Condescending analysis is the order of the day. There
are many reasons that professors are uneasy talking of
personal transformation, but a big one is the overall
shift among universities to making the object of a
liberal arts education not so much the development of
the individual's inner life as it is the acquisition
of skills. More and more we try to give our
"customers" what they seem to want: marketable
knowledge, powers that will hold them in good stead in
the work force.

Analytic powers are economically negotiable in ways
that self-knowledge can't always be. Unfortunately,
there is nothing easier or more tempting to plagiarize
than assignments that are exclusively detached and
analytical. I'm sure that there are plenty of essays
to be had over the Internet on Wordsworthian nature
and Shakespearean eros. But you cannot buy your own
opinion from someone else. If professors asked
students not only for analysis, but also for personal
reasoned responses, they would, I trust, get fewer
purloined papers.

### GIVEN RECORDS

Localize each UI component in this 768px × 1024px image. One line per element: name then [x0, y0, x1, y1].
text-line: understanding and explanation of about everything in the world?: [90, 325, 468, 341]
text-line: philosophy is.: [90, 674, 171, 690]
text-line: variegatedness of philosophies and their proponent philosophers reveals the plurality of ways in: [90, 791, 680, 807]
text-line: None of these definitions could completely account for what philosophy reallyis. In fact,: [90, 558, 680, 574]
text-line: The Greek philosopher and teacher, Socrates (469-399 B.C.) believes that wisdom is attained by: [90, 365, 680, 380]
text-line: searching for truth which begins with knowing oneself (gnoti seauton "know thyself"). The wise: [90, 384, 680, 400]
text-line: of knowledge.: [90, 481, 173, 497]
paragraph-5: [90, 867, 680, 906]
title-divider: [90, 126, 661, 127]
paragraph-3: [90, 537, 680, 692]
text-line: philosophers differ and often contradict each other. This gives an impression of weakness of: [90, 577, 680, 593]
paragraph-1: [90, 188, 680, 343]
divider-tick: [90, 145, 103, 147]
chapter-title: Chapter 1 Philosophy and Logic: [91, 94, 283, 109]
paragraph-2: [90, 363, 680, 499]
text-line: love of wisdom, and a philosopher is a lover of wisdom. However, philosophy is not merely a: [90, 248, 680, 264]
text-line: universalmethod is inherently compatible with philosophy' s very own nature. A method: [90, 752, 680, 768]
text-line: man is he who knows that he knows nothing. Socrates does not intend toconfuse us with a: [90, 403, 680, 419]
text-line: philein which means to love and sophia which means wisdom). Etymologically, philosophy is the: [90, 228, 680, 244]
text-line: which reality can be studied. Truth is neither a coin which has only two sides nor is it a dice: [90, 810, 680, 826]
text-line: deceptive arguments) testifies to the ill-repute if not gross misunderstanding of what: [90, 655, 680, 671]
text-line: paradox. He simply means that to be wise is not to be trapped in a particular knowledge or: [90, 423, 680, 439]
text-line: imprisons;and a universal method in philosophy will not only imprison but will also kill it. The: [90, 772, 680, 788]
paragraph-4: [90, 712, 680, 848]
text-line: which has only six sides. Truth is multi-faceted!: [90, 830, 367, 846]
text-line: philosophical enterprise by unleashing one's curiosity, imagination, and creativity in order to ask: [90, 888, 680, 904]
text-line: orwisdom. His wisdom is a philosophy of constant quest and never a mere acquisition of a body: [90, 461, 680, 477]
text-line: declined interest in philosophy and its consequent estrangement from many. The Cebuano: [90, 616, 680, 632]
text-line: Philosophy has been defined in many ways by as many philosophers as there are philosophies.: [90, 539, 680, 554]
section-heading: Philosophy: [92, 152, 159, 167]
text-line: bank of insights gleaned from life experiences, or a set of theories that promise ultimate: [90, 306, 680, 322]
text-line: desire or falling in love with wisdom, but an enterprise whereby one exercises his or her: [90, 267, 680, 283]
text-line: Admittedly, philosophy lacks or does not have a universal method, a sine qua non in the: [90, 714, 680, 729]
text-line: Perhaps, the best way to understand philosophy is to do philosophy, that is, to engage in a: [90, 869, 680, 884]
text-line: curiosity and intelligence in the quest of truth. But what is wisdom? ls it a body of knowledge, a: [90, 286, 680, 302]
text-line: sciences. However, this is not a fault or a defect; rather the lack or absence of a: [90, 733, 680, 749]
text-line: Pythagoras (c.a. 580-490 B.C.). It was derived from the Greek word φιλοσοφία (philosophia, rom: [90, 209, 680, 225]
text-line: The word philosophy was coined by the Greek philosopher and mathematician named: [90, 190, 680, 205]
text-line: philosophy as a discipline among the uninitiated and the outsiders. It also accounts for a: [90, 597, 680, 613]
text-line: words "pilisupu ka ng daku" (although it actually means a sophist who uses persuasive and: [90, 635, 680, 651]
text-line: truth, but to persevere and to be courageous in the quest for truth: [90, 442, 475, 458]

### TASK SET
a) Shorten the paragraph of the passage on liberal arts teaching that begins "Analytic powers are economically negotiable," keeping its main points.
b) Extend the passage on liberal arts teaching by writing a paragraph that picks up after its final sentence.
The items have nothing to do with what is asked here.

### TASK RESULTS
a) Analytic skills have economic value in a way self-knowledge doesn't always have. However, purely detached, analytical assignments are the easiest to plagiarize; essays on Wordsworthian nature and Shakespearean eros are surely for sale online. A personal opinion, though, can't be bought. If professors asked for reasoned personal responses as well as analysis, they would likely receive fewer stolen papers.

b)
Students would be more inclined to believe that the
work had to be theirs and that what they had to say
actually mattered. I'm not na*ve enough to think that
more personal and immediate teaching would put
DirectEssays.com out of business. But it would make a
difference, I'm sure. Speaking of his exchange with
his pupils, Socrates, the founder of humanistic
education, once observed: "What we're engaged in here
isn't a chance conversation but a dialogue about the
way we ought to live our lives."

The closer we professors come to following Socrates,
the less cheating we're likely to see. Mark Edmundson,
professor of English at the University of Virginia, is
author of "Teacher: The One Who Made the Difference."